----- Extracted entries
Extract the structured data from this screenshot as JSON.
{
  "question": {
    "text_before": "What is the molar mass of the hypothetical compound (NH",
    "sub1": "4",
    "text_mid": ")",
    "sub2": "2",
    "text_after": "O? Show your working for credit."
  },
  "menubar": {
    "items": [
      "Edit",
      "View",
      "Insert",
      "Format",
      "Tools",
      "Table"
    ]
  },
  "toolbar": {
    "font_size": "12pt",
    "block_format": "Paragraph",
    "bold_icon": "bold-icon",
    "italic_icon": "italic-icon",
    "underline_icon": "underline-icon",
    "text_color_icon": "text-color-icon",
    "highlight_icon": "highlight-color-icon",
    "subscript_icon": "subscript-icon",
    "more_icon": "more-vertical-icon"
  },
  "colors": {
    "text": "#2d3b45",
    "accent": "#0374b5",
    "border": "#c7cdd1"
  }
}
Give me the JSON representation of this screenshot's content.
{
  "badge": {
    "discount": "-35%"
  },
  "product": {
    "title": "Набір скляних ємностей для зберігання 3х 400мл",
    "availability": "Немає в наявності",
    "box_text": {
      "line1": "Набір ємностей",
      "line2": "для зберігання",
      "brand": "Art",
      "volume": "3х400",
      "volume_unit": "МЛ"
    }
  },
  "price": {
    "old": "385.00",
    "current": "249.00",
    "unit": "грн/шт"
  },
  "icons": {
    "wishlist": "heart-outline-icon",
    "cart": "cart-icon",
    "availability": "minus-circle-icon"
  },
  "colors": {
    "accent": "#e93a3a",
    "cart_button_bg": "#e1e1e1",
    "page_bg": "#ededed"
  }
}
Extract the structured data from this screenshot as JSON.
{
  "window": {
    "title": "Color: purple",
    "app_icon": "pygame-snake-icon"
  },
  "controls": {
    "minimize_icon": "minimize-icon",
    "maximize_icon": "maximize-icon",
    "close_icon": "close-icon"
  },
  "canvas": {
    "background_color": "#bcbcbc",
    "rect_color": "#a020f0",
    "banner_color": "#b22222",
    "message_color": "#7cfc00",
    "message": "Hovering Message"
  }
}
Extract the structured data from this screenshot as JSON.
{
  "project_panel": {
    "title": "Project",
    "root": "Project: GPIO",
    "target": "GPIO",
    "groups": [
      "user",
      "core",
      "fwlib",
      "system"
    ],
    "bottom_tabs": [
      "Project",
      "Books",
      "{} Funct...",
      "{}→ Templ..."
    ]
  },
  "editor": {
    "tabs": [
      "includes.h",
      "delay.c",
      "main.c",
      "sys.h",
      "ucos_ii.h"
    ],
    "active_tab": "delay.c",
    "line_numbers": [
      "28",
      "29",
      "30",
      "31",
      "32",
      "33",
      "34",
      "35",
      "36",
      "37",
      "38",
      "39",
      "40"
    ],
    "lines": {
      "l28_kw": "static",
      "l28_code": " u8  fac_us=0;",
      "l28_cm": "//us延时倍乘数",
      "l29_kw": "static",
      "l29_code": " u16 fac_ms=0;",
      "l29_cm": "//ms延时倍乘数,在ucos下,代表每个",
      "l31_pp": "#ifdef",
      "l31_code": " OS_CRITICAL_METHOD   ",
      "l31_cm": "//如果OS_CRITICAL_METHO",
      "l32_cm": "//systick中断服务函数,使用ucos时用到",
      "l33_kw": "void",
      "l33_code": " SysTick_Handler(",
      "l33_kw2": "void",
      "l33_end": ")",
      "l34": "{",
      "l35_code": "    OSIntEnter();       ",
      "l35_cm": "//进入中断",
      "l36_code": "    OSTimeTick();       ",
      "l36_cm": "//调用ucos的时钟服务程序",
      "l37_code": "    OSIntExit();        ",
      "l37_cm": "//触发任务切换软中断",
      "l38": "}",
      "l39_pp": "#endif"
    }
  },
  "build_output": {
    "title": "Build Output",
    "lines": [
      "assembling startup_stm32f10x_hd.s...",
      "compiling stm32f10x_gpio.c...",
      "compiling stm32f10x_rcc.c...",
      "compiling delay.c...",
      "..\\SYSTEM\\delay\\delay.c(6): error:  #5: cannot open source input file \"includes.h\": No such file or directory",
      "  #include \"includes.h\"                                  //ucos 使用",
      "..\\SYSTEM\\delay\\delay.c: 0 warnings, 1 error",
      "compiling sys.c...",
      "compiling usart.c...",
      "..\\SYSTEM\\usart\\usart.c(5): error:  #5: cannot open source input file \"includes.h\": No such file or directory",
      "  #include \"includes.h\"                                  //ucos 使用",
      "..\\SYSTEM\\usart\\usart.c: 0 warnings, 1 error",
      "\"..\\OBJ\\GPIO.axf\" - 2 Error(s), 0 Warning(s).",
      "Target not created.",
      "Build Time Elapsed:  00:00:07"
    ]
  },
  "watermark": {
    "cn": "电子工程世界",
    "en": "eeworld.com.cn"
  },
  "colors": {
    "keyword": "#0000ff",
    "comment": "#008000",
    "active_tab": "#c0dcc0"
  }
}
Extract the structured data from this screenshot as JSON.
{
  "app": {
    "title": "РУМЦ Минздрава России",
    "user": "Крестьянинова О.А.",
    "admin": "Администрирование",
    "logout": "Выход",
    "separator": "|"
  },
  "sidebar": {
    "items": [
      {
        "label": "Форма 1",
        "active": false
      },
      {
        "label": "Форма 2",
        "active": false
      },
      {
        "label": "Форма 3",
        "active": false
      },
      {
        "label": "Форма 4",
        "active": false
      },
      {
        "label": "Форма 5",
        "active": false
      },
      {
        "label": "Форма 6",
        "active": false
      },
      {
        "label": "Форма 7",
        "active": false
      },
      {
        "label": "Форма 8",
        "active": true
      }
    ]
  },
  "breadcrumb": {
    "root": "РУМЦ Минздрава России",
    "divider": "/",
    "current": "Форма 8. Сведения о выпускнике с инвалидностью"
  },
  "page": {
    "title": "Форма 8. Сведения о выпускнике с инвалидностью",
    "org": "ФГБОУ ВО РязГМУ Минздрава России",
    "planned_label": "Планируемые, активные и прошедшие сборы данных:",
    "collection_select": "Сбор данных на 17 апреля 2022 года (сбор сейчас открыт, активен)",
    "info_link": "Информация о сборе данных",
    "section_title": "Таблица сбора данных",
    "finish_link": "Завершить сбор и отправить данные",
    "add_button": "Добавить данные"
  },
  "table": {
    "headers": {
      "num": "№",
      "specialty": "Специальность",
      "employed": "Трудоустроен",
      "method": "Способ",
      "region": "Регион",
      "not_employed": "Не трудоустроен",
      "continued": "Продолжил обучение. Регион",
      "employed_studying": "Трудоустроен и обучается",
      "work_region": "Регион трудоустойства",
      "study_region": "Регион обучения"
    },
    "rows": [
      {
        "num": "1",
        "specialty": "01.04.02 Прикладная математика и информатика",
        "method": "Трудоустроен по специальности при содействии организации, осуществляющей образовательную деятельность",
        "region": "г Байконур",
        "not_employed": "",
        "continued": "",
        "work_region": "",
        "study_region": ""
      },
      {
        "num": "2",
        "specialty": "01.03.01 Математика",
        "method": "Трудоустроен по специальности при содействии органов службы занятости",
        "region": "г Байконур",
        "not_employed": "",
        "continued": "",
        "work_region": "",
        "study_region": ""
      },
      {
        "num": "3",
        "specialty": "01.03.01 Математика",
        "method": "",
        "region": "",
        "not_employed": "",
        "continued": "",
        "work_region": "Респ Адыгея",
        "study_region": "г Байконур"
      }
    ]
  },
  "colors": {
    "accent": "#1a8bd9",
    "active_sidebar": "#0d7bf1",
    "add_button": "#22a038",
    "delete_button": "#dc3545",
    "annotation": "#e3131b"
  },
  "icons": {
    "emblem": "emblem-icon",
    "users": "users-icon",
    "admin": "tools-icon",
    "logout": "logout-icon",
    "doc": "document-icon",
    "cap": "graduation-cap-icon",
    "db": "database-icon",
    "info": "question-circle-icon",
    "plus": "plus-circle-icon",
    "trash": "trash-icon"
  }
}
----------
Short problem: Tally the lines of the records holding the word "ємностей", then give only the resulting number.

Solved exercise: 2